- Work to do -
Gather, from the listing beneath this task, every line holding the string "Shift".

- Given entries -
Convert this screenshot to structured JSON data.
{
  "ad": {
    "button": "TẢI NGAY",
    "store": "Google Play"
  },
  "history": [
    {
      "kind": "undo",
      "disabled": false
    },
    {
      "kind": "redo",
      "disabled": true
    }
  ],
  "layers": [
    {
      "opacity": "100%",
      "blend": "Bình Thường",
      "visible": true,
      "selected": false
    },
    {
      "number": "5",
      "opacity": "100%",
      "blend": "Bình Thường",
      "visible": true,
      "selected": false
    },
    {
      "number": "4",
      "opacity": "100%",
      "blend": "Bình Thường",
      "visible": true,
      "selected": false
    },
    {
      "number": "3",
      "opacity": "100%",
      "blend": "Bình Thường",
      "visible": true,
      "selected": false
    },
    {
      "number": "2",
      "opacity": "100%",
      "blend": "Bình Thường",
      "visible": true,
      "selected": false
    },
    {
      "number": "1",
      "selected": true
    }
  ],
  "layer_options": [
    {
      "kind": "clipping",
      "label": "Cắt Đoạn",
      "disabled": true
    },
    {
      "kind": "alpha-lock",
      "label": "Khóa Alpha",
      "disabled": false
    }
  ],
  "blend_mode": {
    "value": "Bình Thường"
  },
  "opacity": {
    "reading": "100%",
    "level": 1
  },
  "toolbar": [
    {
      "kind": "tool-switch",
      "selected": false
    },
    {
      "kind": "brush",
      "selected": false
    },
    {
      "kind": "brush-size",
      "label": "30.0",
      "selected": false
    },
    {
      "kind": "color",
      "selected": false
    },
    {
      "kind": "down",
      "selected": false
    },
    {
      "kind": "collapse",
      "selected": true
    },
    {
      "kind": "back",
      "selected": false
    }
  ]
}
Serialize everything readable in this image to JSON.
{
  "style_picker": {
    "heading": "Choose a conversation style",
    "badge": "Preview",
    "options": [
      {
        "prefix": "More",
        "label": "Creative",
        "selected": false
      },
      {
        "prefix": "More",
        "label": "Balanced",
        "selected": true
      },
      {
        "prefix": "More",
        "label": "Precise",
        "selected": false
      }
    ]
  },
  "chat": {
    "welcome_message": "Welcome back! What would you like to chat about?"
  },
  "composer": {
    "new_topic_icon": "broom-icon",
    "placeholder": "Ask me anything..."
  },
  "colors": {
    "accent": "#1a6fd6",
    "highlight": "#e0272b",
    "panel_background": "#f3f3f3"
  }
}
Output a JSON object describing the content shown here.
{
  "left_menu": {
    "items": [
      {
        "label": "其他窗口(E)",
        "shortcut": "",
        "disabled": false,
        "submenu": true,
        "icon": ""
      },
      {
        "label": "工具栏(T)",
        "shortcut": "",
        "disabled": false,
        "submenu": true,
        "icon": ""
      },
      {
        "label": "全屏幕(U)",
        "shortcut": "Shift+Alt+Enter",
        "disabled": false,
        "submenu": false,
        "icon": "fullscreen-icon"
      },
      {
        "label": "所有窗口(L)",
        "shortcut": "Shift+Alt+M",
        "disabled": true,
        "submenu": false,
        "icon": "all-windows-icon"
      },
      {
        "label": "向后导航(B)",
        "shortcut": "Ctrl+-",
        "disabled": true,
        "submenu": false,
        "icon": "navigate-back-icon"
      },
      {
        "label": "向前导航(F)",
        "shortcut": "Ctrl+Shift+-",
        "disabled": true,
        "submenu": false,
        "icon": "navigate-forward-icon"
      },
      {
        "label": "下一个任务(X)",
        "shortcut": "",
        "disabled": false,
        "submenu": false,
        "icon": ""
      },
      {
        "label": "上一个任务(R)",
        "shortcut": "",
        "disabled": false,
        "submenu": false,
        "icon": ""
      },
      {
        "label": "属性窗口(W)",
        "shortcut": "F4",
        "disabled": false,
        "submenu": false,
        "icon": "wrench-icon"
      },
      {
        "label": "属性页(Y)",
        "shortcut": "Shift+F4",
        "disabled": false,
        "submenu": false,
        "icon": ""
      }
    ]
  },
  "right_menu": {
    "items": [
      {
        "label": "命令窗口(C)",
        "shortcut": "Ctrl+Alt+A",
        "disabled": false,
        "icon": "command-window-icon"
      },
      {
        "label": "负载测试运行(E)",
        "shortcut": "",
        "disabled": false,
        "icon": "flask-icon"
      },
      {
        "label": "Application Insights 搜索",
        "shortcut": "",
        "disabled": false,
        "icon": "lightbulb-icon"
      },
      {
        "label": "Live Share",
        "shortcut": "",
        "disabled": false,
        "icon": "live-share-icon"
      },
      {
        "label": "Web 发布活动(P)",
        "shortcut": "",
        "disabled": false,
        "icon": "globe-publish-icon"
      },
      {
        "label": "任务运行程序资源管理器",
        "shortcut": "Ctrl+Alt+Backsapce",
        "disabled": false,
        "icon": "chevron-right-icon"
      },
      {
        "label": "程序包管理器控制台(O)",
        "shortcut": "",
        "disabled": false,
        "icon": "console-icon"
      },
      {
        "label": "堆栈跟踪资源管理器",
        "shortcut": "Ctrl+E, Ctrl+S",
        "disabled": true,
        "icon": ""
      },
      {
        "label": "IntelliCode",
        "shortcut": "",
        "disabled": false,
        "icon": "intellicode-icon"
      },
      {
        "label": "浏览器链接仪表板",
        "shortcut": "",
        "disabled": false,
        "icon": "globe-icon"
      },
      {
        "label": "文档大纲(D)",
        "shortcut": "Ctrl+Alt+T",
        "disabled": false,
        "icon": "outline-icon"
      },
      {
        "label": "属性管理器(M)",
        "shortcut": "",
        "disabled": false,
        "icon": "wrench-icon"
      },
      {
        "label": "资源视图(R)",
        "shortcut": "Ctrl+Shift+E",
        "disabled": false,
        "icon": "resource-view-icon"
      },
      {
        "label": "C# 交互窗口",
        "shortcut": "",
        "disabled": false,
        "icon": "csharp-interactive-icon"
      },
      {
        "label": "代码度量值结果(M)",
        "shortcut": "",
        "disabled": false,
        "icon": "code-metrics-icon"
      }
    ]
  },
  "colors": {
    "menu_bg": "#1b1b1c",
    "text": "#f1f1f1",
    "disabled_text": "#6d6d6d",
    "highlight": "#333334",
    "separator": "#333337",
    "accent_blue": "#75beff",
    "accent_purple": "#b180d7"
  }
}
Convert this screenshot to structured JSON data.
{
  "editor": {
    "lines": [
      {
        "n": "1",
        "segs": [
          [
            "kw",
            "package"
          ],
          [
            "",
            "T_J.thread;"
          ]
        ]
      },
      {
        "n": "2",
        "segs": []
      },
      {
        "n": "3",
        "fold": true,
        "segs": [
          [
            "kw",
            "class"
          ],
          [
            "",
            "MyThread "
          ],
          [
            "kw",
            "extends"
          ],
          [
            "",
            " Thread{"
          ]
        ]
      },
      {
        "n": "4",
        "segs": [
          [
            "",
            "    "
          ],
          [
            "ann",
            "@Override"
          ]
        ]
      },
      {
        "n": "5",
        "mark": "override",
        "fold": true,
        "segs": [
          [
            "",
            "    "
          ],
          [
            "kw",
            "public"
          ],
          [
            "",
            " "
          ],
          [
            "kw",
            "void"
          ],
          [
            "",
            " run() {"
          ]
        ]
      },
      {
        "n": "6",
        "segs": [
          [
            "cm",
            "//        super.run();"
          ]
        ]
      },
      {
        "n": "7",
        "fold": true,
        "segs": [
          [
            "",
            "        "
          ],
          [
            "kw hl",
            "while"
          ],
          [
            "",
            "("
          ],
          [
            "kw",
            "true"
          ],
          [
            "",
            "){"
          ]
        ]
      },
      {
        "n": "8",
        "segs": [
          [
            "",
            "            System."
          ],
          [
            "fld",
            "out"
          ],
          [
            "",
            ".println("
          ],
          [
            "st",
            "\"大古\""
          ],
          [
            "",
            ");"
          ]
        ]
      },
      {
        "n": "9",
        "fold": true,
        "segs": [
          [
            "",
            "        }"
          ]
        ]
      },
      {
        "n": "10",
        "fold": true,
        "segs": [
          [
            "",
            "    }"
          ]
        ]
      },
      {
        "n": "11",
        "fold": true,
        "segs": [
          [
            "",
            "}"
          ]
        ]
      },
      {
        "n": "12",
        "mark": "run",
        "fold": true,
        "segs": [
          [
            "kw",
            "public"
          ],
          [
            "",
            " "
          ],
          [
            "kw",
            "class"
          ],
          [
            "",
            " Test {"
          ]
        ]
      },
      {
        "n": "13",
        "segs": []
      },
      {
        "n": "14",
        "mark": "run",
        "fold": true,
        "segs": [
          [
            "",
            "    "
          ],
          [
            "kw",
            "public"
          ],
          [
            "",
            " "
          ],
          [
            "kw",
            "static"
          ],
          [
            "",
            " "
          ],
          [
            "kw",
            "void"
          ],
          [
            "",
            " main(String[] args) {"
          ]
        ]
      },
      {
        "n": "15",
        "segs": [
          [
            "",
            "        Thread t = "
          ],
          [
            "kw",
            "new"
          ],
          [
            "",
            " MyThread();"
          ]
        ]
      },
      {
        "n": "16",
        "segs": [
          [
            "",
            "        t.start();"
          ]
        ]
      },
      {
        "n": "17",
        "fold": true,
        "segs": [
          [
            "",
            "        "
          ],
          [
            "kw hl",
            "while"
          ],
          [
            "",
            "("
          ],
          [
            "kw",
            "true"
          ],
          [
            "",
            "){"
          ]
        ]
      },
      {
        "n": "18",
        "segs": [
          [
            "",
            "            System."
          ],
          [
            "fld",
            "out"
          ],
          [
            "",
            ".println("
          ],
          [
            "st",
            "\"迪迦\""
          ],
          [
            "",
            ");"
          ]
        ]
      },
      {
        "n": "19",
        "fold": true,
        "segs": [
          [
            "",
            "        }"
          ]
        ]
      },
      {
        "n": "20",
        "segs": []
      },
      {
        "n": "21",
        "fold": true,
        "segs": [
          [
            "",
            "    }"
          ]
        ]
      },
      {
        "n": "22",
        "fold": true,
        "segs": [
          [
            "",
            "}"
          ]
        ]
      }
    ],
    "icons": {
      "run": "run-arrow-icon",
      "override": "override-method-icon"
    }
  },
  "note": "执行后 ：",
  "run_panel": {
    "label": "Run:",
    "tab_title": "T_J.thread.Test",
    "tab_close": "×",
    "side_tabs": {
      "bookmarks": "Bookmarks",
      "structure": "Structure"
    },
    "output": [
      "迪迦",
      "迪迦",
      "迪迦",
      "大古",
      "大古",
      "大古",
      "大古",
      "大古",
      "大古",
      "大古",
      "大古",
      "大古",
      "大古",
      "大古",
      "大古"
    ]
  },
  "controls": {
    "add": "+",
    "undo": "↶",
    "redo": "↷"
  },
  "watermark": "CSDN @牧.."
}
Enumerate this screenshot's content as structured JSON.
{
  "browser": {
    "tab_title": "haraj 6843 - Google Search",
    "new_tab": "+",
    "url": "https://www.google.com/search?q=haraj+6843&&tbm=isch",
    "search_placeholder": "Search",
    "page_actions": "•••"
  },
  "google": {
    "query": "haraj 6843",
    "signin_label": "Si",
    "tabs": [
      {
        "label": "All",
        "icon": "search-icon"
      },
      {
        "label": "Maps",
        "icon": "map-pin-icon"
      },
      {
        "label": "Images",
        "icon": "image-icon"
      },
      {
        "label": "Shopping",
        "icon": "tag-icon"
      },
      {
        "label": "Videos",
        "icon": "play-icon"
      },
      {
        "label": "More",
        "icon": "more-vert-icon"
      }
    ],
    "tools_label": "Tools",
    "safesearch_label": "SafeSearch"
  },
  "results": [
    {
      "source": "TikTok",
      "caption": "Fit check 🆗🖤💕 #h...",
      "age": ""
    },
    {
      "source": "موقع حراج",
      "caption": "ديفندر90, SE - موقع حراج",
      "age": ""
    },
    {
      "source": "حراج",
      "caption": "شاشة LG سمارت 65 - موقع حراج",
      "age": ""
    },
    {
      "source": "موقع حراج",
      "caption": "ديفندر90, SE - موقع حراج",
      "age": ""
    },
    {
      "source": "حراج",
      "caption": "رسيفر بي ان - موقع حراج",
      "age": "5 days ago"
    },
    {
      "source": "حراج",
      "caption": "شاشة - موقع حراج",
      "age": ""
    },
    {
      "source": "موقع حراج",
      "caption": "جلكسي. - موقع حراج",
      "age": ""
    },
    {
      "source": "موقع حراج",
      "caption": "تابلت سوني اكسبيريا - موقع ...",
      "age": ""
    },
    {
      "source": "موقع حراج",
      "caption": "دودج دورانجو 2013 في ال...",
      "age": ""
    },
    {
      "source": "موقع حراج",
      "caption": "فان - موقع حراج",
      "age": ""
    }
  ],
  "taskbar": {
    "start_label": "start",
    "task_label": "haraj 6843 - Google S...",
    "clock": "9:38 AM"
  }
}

- Worked solution -
        "shortcut": "Shift+Alt+Enter",
        "shortcut": "Shift+Alt+M",
        "shortcut": "Ctrl+Shift+-",
        "shortcut": "Shift+F4",
        "shortcut": "Ctrl+Shift+E",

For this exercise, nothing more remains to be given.